▸ Objective: Copy out the records in full, word for word, without pictures.

-- Begin Material for this task --

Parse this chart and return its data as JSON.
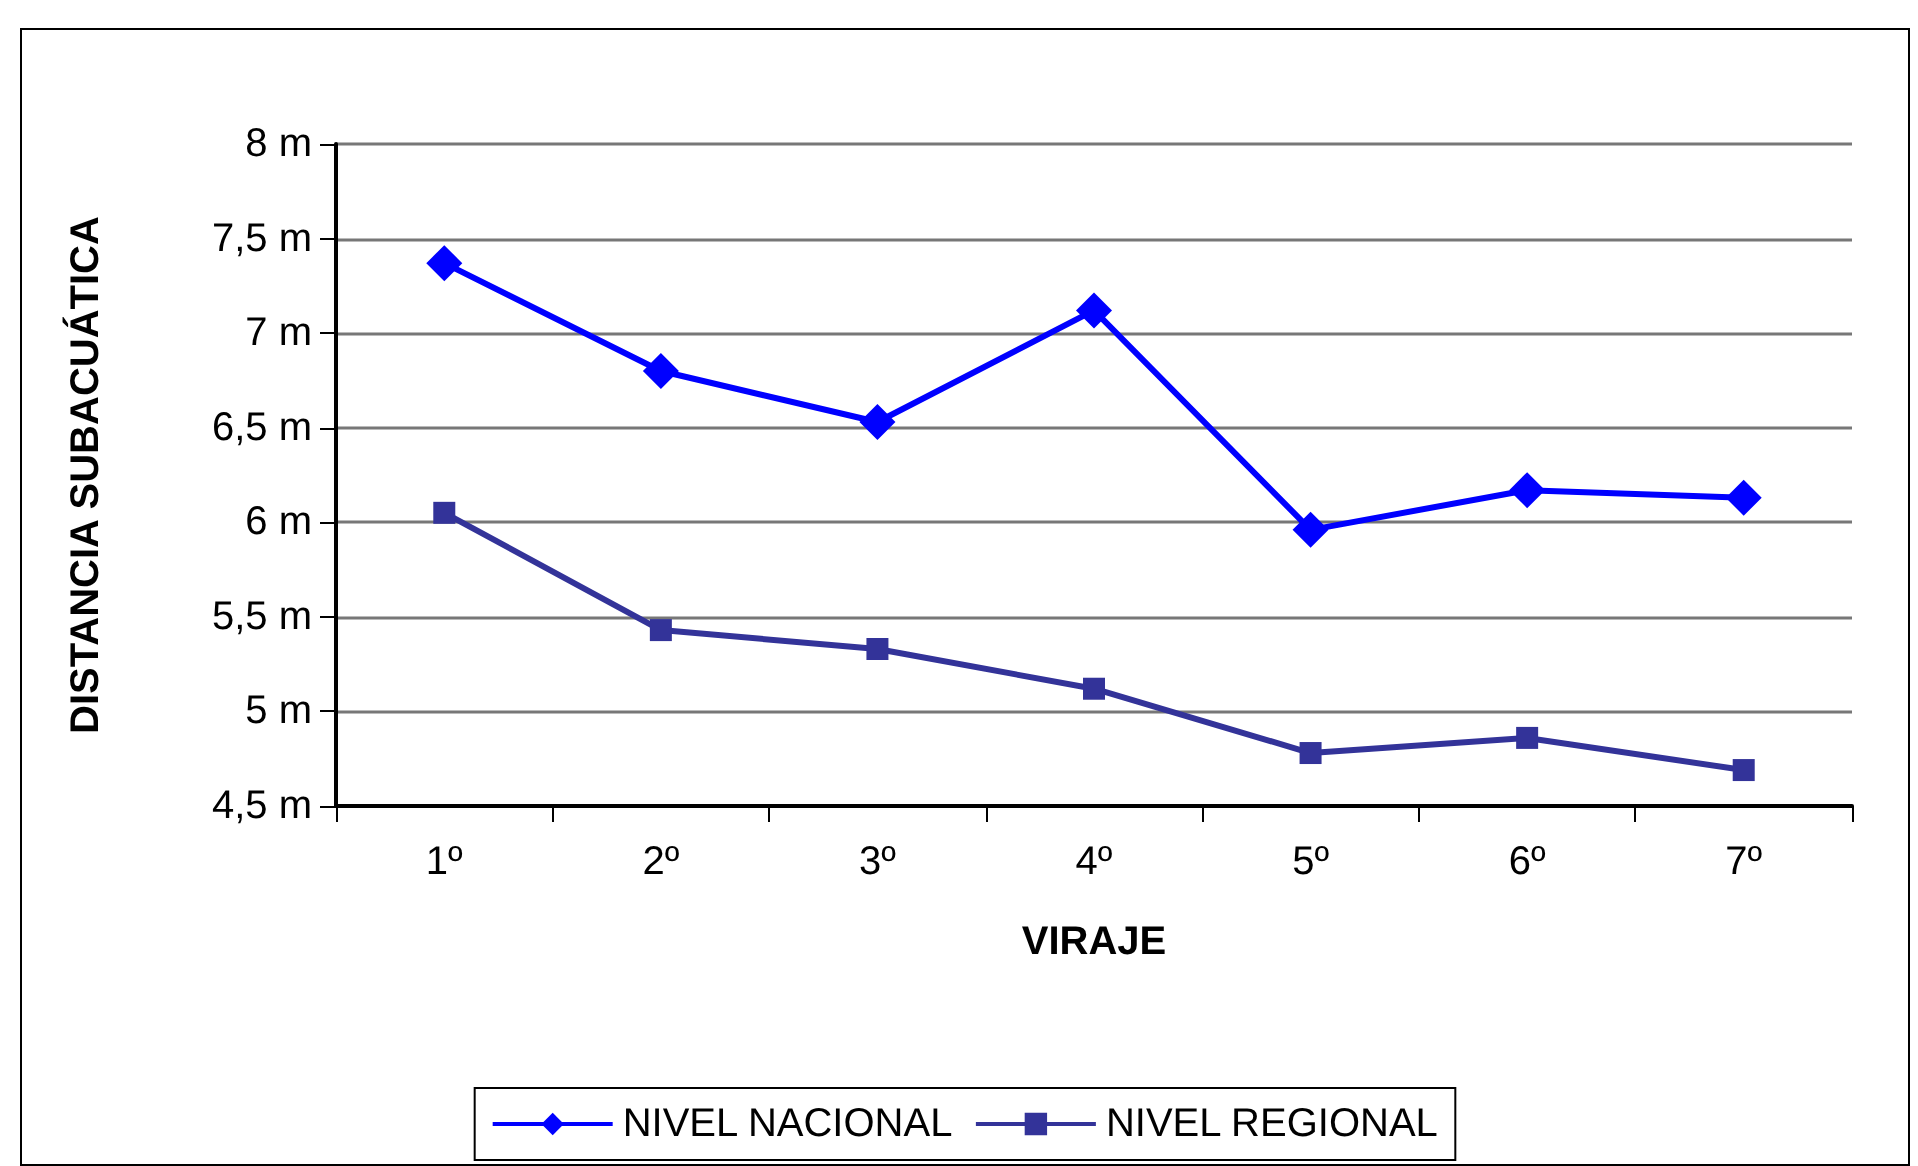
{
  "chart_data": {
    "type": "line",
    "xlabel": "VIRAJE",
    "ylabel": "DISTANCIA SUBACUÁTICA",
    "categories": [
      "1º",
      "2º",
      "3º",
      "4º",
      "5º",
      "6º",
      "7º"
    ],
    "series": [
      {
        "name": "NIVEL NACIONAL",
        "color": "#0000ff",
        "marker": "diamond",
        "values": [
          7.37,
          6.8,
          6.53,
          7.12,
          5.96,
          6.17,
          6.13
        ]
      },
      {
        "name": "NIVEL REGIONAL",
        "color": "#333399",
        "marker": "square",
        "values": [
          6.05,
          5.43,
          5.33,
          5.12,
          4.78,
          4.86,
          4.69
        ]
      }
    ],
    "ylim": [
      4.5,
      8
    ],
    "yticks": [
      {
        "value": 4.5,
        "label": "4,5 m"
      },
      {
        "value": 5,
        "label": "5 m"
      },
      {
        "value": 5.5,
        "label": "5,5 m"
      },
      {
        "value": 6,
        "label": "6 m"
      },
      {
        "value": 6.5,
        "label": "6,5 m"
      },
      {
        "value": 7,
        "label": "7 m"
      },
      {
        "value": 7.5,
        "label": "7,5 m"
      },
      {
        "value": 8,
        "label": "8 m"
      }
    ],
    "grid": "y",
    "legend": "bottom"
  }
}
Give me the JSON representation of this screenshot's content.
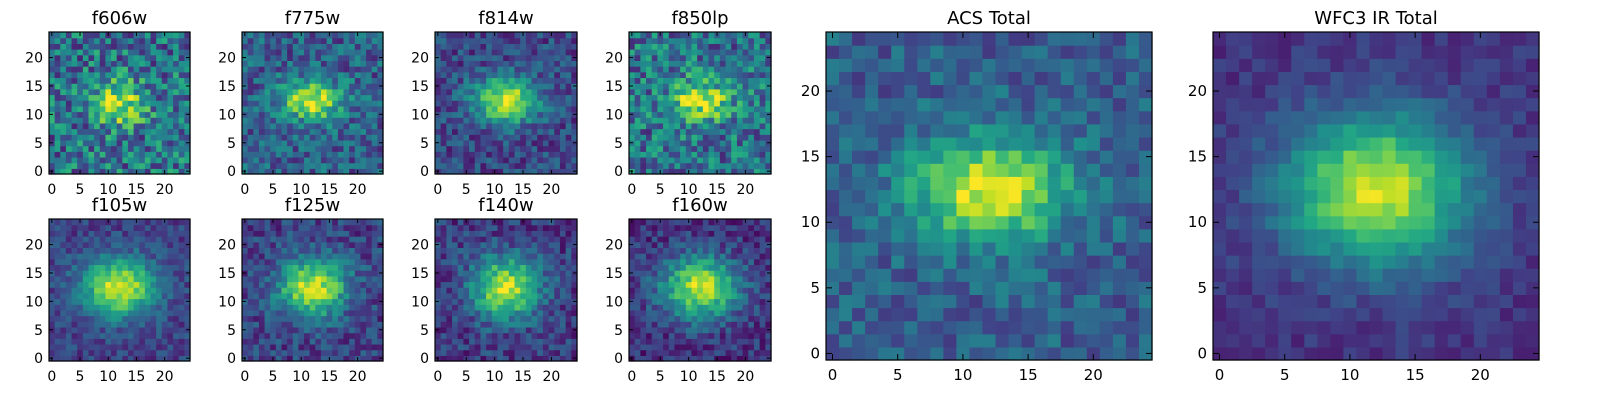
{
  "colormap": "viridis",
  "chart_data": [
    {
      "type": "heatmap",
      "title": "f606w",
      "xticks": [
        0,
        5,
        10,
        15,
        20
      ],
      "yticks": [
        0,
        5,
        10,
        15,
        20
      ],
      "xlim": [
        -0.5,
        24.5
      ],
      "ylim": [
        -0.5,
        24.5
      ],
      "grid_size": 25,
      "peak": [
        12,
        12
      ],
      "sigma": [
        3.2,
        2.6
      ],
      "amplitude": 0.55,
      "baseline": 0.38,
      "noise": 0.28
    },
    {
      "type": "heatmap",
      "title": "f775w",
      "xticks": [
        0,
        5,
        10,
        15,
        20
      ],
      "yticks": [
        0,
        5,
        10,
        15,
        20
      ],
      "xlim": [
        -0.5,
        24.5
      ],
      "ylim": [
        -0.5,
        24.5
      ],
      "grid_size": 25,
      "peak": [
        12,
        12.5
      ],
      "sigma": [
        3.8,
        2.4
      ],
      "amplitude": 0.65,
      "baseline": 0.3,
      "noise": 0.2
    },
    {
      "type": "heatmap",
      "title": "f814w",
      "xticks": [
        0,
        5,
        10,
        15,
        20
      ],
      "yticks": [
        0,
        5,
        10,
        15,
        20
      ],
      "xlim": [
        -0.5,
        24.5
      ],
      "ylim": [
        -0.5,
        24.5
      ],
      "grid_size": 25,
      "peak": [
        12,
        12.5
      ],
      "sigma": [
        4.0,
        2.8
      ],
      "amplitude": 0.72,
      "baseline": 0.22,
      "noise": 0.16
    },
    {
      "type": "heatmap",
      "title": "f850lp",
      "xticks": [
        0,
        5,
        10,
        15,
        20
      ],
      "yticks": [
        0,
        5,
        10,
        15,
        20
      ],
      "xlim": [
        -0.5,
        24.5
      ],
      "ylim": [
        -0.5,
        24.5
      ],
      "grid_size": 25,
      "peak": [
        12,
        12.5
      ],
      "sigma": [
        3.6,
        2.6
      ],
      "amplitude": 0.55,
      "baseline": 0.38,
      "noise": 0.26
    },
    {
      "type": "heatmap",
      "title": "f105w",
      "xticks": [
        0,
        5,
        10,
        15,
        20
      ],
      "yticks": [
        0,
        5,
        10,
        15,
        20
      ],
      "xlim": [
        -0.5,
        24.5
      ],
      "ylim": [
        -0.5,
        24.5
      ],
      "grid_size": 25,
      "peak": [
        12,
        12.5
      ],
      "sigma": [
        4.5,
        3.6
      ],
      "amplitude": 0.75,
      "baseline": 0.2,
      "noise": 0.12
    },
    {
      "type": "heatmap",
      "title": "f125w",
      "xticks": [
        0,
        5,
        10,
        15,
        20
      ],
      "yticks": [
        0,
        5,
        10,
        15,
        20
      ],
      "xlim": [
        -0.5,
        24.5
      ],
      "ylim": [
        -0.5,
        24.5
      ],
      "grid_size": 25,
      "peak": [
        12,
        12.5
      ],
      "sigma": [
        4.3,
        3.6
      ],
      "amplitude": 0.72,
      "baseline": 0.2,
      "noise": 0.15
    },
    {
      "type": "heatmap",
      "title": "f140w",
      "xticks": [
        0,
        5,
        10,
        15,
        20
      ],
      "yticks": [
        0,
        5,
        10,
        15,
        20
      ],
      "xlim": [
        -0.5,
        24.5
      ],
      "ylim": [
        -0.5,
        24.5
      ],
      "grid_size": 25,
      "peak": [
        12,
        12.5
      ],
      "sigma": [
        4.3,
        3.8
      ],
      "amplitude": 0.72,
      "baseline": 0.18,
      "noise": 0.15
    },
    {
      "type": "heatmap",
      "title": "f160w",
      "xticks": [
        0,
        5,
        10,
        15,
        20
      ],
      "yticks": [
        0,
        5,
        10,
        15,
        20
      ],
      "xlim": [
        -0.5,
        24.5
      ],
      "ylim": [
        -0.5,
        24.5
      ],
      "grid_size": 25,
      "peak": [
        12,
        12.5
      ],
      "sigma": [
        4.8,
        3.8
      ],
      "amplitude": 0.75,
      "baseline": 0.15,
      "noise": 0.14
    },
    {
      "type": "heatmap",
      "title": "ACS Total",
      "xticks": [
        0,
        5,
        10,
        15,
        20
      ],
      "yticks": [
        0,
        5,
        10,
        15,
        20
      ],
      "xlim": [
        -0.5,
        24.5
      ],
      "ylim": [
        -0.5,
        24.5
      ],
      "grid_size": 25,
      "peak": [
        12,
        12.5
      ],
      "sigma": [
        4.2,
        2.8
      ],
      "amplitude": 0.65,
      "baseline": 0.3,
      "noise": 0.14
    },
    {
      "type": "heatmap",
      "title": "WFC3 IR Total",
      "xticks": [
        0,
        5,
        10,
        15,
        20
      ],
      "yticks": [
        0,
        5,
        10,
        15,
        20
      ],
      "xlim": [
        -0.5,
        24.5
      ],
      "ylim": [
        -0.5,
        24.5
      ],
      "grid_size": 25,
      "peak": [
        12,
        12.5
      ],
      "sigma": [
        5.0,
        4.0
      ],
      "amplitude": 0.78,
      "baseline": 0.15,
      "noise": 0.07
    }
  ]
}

-- End Material for this task --

▸ Finished task:
Parse this chart and return its data as JSON.
{
  "chart_data": {
    "type": "line",
    "xlabel": "VIRAJE",
    "ylabel": "DISTANCIA SUBACUÁTICA",
    "categories": [
      "1º",
      "2º",
      "3º",
      "4º",
      "5º",
      "6º",
      "7º"
    ],
    "series": [
      {
        "name": "NIVEL NACIONAL",
        "color": "#0000ff",
        "marker": "diamond",
        "values": [
          7.37,
          6.8,
          6.53,
          7.12,
          5.96,
          6.17,
          6.13
        ]
      },
      {
        "name": "NIVEL REGIONAL",
        "color": "#333399",
        "marker": "square",
        "values": [
          6.05,
          5.43,
          5.33,
          5.12,
          4.78,
          4.86,
          4.69
        ]
      }
    ],
    "ylim": [
      4.5,
      8
    ],
    "yticks": [
      {
        "value": 4.5,
        "label": "4,5 m"
      },
      {
        "value": 5,
        "label": "5 m"
      },
      {
        "value": 5.5,
        "label": "5,5 m"
      },
      {
        "value": 6,
        "label": "6 m"
      },
      {
        "value": 6.5,
        "label": "6,5 m"
      },
      {
        "value": 7,
        "label": "7 m"
      },
      {
        "value": 7.5,
        "label": "7,5 m"
      },
      {
        "value": 8,
        "label": "8 m"
      }
    ],
    "grid": "y",
    "legend": "bottom"
  }
}
Give me the JSON representation of this screenshot's content.
{
  "colormap": "viridis",
  "chart_data": [
    {
      "type": "heatmap",
      "title": "f606w",
      "xticks": [
        0,
        5,
        10,
        15,
        20
      ],
      "yticks": [
        0,
        5,
        10,
        15,
        20
      ],
      "xlim": [
        -0.5,
        24.5
      ],
      "ylim": [
        -0.5,
        24.5
      ],
      "grid_size": 25,
      "peak": [
        12,
        12
      ],
      "sigma": [
        3.2,
        2.6
      ],
      "amplitude": 0.55,
      "baseline": 0.38,
      "noise": 0.28
    },
    {
      "type": "heatmap",
      "title": "f775w",
      "xticks": [
        0,
        5,
        10,
        15,
        20
      ],
      "yticks": [
        0,
        5,
        10,
        15,
        20
      ],
      "xlim": [
        -0.5,
        24.5
      ],
      "ylim": [
        -0.5,
        24.5
      ],
      "grid_size": 25,
      "peak": [
        12,
        12.5
      ],
      "sigma": [
        3.8,
        2.4
      ],
      "amplitude": 0.65,
      "baseline": 0.3,
      "noise": 0.2
    },
    {
      "type": "heatmap",
      "title": "f814w",
      "xticks": [
        0,
        5,
        10,
        15,
        20
      ],
      "yticks": [
        0,
        5,
        10,
        15,
        20
      ],
      "xlim": [
        -0.5,
        24.5
      ],
      "ylim": [
        -0.5,
        24.5
      ],
      "grid_size": 25,
      "peak": [
        12,
        12.5
      ],
      "sigma": [
        4.0,
        2.8
      ],
      "amplitude": 0.72,
      "baseline": 0.22,
      "noise": 0.16
    },
    {
      "type": "heatmap",
      "title": "f850lp",
      "xticks": [
        0,
        5,
        10,
        15,
        20
      ],
      "yticks": [
        0,
        5,
        10,
        15,
        20
      ],
      "xlim": [
        -0.5,
        24.5
      ],
      "ylim": [
        -0.5,
        24.5
      ],
      "grid_size": 25,
      "peak": [
        12,
        12.5
      ],
      "sigma": [
        3.6,
        2.6
      ],
      "amplitude": 0.55,
      "baseline": 0.38,
      "noise": 0.26
    },
    {
      "type": "heatmap",
      "title": "f105w",
      "xticks": [
        0,
        5,
        10,
        15,
        20
      ],
      "yticks": [
        0,
        5,
        10,
        15,
        20
      ],
      "xlim": [
        -0.5,
        24.5
      ],
      "ylim": [
        -0.5,
        24.5
      ],
      "grid_size": 25,
      "peak": [
        12,
        12.5
      ],
      "sigma": [
        4.5,
        3.6
      ],
      "amplitude": 0.75,
      "baseline": 0.2,
      "noise": 0.12
    },
    {
      "type": "heatmap",
      "title": "f125w",
      "xticks": [
        0,
        5,
        10,
        15,
        20
      ],
      "yticks": [
        0,
        5,
        10,
        15,
        20
      ],
      "xlim": [
        -0.5,
        24.5
      ],
      "ylim": [
        -0.5,
        24.5
      ],
      "grid_size": 25,
      "peak": [
        12,
        12.5
      ],
      "sigma": [
        4.3,
        3.6
      ],
      "amplitude": 0.72,
      "baseline": 0.2,
      "noise": 0.15
    },
    {
      "type": "heatmap",
      "title": "f140w",
      "xticks": [
        0,
        5,
        10,
        15,
        20
      ],
      "yticks": [
        0,
        5,
        10,
        15,
        20
      ],
      "xlim": [
        -0.5,
        24.5
      ],
      "ylim": [
        -0.5,
        24.5
      ],
      "grid_size": 25,
      "peak": [
        12,
        12.5
      ],
      "sigma": [
        4.3,
        3.8
      ],
      "amplitude": 0.72,
      "baseline": 0.18,
      "noise": 0.15
    },
    {
      "type": "heatmap",
      "title": "f160w",
      "xticks": [
        0,
        5,
        10,
        15,
        20
      ],
      "yticks": [
        0,
        5,
        10,
        15,
        20
      ],
      "xlim": [
        -0.5,
        24.5
      ],
      "ylim": [
        -0.5,
        24.5
      ],
      "grid_size": 25,
      "peak": [
        12,
        12.5
      ],
      "sigma": [
        4.8,
        3.8
      ],
      "amplitude": 0.75,
      "baseline": 0.15,
      "noise": 0.14
    },
    {
      "type": "heatmap",
      "title": "ACS Total",
      "xticks": [
        0,
        5,
        10,
        15,
        20
      ],
      "yticks": [
        0,
        5,
        10,
        15,
        20
      ],
      "xlim": [
        -0.5,
        24.5
      ],
      "ylim": [
        -0.5,
        24.5
      ],
      "grid_size": 25,
      "peak": [
        12,
        12.5
      ],
      "sigma": [
        4.2,
        2.8
      ],
      "amplitude": 0.65,
      "baseline": 0.3,
      "noise": 0.14
    },
    {
      "type": "heatmap",
      "title": "WFC3 IR Total",
      "xticks": [
        0,
        5,
        10,
        15,
        20
      ],
      "yticks": [
        0,
        5,
        10,
        15,
        20
      ],
      "xlim": [
        -0.5,
        24.5
      ],
      "ylim": [
        -0.5,
        24.5
      ],
      "grid_size": 25,
      "peak": [
        12,
        12.5
      ],
      "sigma": [
        5.0,
        4.0
      ],
      "amplitude": 0.78,
      "baseline": 0.15,
      "noise": 0.07
    }
  ]
}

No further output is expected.